[Work to do]
Give an exact transcription of every line, dropping the images.

[Dataset entries]
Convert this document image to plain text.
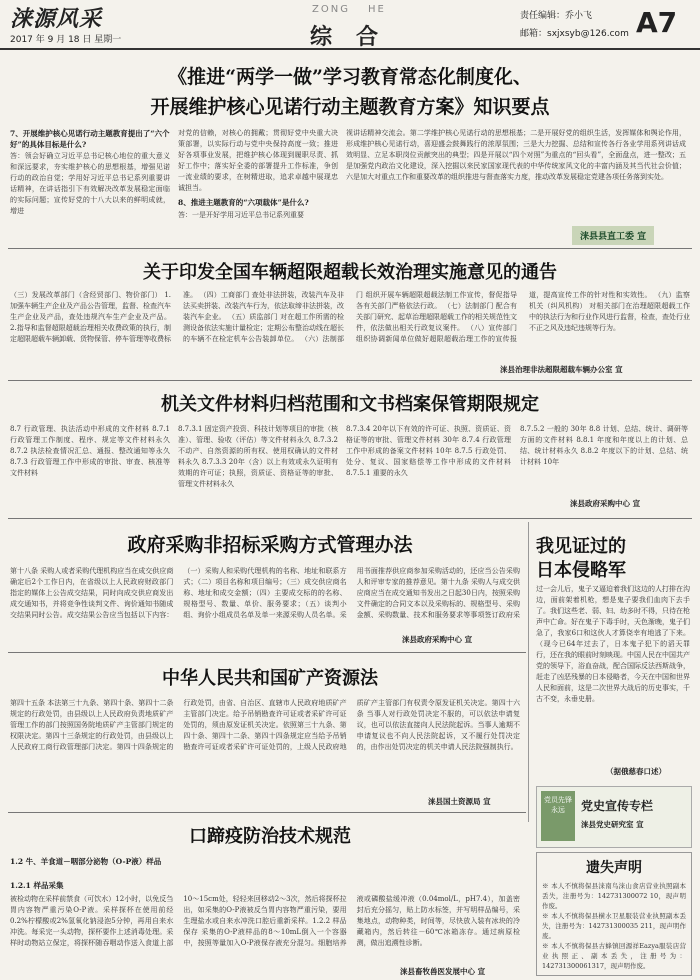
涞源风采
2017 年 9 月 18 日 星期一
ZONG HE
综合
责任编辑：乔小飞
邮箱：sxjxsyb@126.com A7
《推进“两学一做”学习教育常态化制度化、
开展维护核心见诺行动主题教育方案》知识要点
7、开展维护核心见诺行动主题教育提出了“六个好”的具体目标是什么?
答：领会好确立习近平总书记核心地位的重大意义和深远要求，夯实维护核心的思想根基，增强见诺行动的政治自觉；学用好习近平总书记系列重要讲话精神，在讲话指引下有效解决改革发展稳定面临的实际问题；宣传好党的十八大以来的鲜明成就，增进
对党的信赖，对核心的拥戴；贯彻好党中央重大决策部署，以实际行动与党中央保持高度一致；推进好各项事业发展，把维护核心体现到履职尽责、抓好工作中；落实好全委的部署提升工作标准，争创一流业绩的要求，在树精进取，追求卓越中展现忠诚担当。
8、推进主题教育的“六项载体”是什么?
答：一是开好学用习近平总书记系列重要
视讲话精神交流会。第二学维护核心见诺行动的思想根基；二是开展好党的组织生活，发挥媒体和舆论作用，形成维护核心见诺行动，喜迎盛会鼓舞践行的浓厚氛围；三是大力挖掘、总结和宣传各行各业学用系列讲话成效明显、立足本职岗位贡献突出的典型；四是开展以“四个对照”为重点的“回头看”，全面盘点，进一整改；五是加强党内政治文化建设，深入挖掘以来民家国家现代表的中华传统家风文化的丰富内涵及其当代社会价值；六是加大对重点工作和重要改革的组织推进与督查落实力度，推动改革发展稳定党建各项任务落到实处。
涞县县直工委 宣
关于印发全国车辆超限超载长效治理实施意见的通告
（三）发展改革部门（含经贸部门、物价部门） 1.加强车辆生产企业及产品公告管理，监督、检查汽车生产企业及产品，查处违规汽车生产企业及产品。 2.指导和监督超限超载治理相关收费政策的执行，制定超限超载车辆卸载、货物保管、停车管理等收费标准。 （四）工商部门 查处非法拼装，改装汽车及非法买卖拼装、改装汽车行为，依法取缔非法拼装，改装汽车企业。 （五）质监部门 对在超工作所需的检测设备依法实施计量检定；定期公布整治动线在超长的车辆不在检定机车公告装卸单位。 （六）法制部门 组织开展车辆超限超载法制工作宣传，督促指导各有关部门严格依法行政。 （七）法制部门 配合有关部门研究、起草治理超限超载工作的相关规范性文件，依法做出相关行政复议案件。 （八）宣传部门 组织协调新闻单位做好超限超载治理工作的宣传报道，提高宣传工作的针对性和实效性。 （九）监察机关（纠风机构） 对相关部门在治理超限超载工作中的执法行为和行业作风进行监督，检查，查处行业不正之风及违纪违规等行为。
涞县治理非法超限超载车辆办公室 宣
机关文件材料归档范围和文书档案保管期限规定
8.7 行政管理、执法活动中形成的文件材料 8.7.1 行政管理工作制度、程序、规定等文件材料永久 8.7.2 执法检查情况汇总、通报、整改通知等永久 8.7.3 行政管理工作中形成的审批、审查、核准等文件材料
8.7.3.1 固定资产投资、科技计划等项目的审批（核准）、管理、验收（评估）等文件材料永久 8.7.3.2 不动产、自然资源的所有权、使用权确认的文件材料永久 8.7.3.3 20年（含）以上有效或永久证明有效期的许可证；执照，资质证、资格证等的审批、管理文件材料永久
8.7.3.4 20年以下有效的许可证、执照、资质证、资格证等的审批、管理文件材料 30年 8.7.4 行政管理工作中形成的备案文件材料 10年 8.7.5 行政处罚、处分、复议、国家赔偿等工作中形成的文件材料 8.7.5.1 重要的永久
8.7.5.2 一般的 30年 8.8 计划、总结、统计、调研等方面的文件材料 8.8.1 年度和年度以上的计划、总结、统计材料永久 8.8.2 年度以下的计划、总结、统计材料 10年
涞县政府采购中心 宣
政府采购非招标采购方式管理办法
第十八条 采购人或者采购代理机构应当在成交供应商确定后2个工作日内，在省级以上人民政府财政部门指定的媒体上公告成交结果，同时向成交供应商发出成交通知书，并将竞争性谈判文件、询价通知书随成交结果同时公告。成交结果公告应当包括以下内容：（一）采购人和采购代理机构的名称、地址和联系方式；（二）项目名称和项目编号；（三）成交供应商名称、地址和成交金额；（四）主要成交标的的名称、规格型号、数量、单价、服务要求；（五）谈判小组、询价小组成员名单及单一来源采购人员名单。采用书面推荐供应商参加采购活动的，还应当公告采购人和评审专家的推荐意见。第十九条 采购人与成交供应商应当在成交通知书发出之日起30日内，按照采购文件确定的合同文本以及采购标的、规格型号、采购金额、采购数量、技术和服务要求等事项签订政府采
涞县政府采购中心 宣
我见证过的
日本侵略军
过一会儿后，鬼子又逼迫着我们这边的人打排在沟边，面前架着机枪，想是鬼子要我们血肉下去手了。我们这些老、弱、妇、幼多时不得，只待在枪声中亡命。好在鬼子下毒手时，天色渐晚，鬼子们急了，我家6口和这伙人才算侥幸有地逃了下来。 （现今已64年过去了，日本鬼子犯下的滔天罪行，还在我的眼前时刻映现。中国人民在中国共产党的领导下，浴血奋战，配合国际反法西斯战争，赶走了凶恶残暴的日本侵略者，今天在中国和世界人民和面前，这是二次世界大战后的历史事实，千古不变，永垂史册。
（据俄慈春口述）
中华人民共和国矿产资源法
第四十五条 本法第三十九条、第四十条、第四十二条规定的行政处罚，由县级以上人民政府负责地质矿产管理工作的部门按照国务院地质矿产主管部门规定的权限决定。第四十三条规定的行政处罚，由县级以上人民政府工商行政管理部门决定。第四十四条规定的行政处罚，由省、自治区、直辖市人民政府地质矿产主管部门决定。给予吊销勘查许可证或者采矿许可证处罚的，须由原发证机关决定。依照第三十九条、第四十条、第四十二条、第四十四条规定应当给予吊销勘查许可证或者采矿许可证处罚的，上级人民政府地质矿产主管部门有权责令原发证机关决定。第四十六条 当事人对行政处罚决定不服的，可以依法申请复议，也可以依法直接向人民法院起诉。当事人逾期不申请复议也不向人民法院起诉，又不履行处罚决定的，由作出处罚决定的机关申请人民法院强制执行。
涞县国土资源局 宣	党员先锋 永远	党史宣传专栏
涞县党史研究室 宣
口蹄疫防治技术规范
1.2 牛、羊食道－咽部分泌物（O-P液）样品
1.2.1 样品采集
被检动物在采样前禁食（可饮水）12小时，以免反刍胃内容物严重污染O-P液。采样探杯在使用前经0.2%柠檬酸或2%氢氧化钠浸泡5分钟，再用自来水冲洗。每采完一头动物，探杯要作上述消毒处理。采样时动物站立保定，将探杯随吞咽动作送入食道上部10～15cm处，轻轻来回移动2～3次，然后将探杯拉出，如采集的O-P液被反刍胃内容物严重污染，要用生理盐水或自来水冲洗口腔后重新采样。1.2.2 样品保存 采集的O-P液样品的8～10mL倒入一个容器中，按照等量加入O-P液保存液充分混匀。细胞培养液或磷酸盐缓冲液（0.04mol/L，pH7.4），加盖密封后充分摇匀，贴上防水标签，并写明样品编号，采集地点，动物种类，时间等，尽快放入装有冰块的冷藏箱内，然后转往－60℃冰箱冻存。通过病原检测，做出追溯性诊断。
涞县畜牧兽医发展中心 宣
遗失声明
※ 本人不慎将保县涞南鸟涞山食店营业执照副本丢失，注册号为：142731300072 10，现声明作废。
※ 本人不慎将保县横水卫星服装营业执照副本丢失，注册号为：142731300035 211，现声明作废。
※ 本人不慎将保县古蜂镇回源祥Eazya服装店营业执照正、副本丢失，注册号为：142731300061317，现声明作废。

[Complete output]
Convert this document image to plain text.
涞源风采
2017 年 9 月 18 日 星期一
ZONG HE
综合
责任编辑：乔小飞
邮箱：sxjxsyb@126.com A7
《推进“两学一做”学习教育常态化制度化、
开展维护核心见诺行动主题教育方案》知识要点
7、开展维护核心见诺行动主题教育提出了“六个好”的具体目标是什么?
答：领会好确立习近平总书记核心地位的重大意义和深远要求，夯实维护核心的思想根基，增强见诺行动的政治自觉；学用好习近平总书记系列重要讲话精神，在讲话指引下有效解决改革发展稳定面临的实际问题；宣传好党的十八大以来的鲜明成就，增进
对党的信赖，对核心的拥戴；贯彻好党中央重大决策部署，以实际行动与党中央保持高度一致；推进好各项事业发展，把维护核心体现到履职尽责、抓好工作中；落实好全委的部署提升工作标准，争创一流业绩的要求，在树精进取，追求卓越中展现忠诚担当。
8、推进主题教育的“六项载体”是什么?
答：一是开好学用习近平总书记系列重要
视讲话精神交流会。第二学维护核心见诺行动的思想根基；二是开展好党的组织生活，发挥媒体和舆论作用，形成维护核心见诺行动，喜迎盛会鼓舞践行的浓厚氛围；三是大力挖掘、总结和宣传各行各业学用系列讲话成效明显、立足本职岗位贡献突出的典型；四是开展以“四个对照”为重点的“回头看”，全面盘点，进一整改；五是加强党内政治文化建设，深入挖掘以来民家国家现代表的中华传统家风文化的丰富内涵及其当代社会价值；六是加大对重点工作和重要改革的组织推进与督查落实力度，推动改革发展稳定党建各项任务落到实处。
涞县县直工委 宣
关于印发全国车辆超限超载长效治理实施意见的通告
（三）发展改革部门（含经贸部门、物价部门） 1.加强车辆生产企业及产品公告管理，监督、检查汽车生产企业及产品，查处违规汽车生产企业及产品。 2.指导和监督超限超载治理相关收费政策的执行，制定超限超载车辆卸载、货物保管、停车管理等收费标准。 （四）工商部门 查处非法拼装，改装汽车及非法买卖拼装、改装汽车行为，依法取缔非法拼装，改装汽车企业。 （五）质监部门 对在超工作所需的检测设备依法实施计量检定；定期公布整治动线在超长的车辆不在检定机车公告装卸单位。 （六）法制部门 组织开展车辆超限超载法制工作宣传，督促指导各有关部门严格依法行政。 （七）法制部门 配合有关部门研究、起草治理超限超载工作的相关规范性文件，依法做出相关行政复议案件。 （八）宣传部门 组织协调新闻单位做好超限超载治理工作的宣传报道，提高宣传工作的针对性和实效性。 （九）监察机关（纠风机构） 对相关部门在治理超限超载工作中的执法行为和行业作风进行监督，检查，查处行业不正之风及违纪违规等行为。
涞县治理非法超限超载车辆办公室 宣
机关文件材料归档范围和文书档案保管期限规定
8.7 行政管理、执法活动中形成的文件材料 8.7.1 行政管理工作制度、程序、规定等文件材料永久 8.7.2 执法检查情况汇总、通报、整改通知等永久 8.7.3 行政管理工作中形成的审批、审查、核准等文件材料
8.7.3.1 固定资产投资、科技计划等项目的审批（核准）、管理、验收（评估）等文件材料永久 8.7.3.2 不动产、自然资源的所有权、使用权确认的文件材料永久 8.7.3.3 20年（含）以上有效或永久证明有效期的许可证；执照，资质证、资格证等的审批、管理文件材料永久
8.7.3.4 20年以下有效的许可证、执照、资质证、资格证等的审批、管理文件材料 30年 8.7.4 行政管理工作中形成的备案文件材料 10年 8.7.5 行政处罚、处分、复议、国家赔偿等工作中形成的文件材料 8.7.5.1 重要的永久
8.7.5.2 一般的 30年 8.8 计划、总结、统计、调研等方面的文件材料 8.8.1 年度和年度以上的计划、总结、统计材料永久 8.8.2 年度以下的计划、总结、统计材料 10年
涞县政府采购中心 宣
政府采购非招标采购方式管理办法
第十八条 采购人或者采购代理机构应当在成交供应商确定后2个工作日内，在省级以上人民政府财政部门指定的媒体上公告成交结果，同时向成交供应商发出成交通知书，并将竞争性谈判文件、询价通知书随成交结果同时公告。成交结果公告应当包括以下内容：（一）采购人和采购代理机构的名称、地址和联系方式；（二）项目名称和项目编号；（三）成交供应商名称、地址和成交金额；（四）主要成交标的的名称、规格型号、数量、单价、服务要求；（五）谈判小组、询价小组成员名单及单一来源采购人员名单。采用书面推荐供应商参加采购活动的，还应当公告采购人和评审专家的推荐意见。第十九条 采购人与成交供应商应当在成交通知书发出之日起30日内，按照采购文件确定的合同文本以及采购标的、规格型号、采购金额、采购数量、技术和服务要求等事项签订政府采
涞县政府采购中心 宣
我见证过的
日本侵略军
过一会儿后，鬼子又逼迫着我们这边的人打排在沟边，面前架着机枪，想是鬼子要我们血肉下去手了。我们这些老、弱、妇、幼多时不得，只待在枪声中亡命。好在鬼子下毒手时，天色渐晚，鬼子们急了，我家6口和这伙人才算侥幸有地逃了下来。 （现今已64年过去了，日本鬼子犯下的滔天罪行，还在我的眼前时刻映现。中国人民在中国共产党的领导下，浴血奋战，配合国际反法西斯战争，赶走了凶恶残暴的日本侵略者，今天在中国和世界人民和面前，这是二次世界大战后的历史事实，千古不变，永垂史册。
（据俄慈春口述）
中华人民共和国矿产资源法
第四十五条 本法第三十九条、第四十条、第四十二条规定的行政处罚，由县级以上人民政府负责地质矿产管理工作的部门按照国务院地质矿产主管部门规定的权限决定。第四十三条规定的行政处罚，由县级以上人民政府工商行政管理部门决定。第四十四条规定的行政处罚，由省、自治区、直辖市人民政府地质矿产主管部门决定。给予吊销勘查许可证或者采矿许可证处罚的，须由原发证机关决定。依照第三十九条、第四十条、第四十二条、第四十四条规定应当给予吊销勘查许可证或者采矿许可证处罚的，上级人民政府地质矿产主管部门有权责令原发证机关决定。第四十六条 当事人对行政处罚决定不服的，可以依法申请复议，也可以依法直接向人民法院起诉。当事人逾期不申请复议也不向人民法院起诉，又不履行处罚决定的，由作出处罚决定的机关申请人民法院强制执行。
涞县国土资源局 宣	党员先锋 永远	党史宣传专栏
涞县党史研究室 宣
口蹄疫防治技术规范
1.2 牛、羊食道－咽部分泌物（O-P液）样品
1.2.1 样品采集
被检动物在采样前禁食（可饮水）12小时，以免反刍胃内容物严重污染O-P液。采样探杯在使用前经0.2%柠檬酸或2%氢氧化钠浸泡5分钟，再用自来水冲洗。每采完一头动物，探杯要作上述消毒处理。采样时动物站立保定，将探杯随吞咽动作送入食道上部10～15cm处，轻轻来回移动2～3次，然后将探杯拉出，如采集的O-P液被反刍胃内容物严重污染，要用生理盐水或自来水冲洗口腔后重新采样。1.2.2 样品保存 采集的O-P液样品的8～10mL倒入一个容器中，按照等量加入O-P液保存液充分混匀。细胞培养液或磷酸盐缓冲液（0.04mol/L，pH7.4），加盖密封后充分摇匀，贴上防水标签，并写明样品编号，采集地点，动物种类，时间等，尽快放入装有冰块的冷藏箱内，然后转往－60℃冰箱冻存。通过病原检测，做出追溯性诊断。
涞县畜牧兽医发展中心 宣
遗失声明
※ 本人不慎将保县涞南鸟涞山食店营业执照副本丢失，注册号为：142731300072 10，现声明作废。
※ 本人不慎将保县横水卫星服装营业执照副本丢失，注册号为：142731300035 211，现声明作废。
※ 本人不慎将保县古蜂镇回源祥Eazya服装店营业执照正、副本丢失，注册号为：142731300061317，现声明作废。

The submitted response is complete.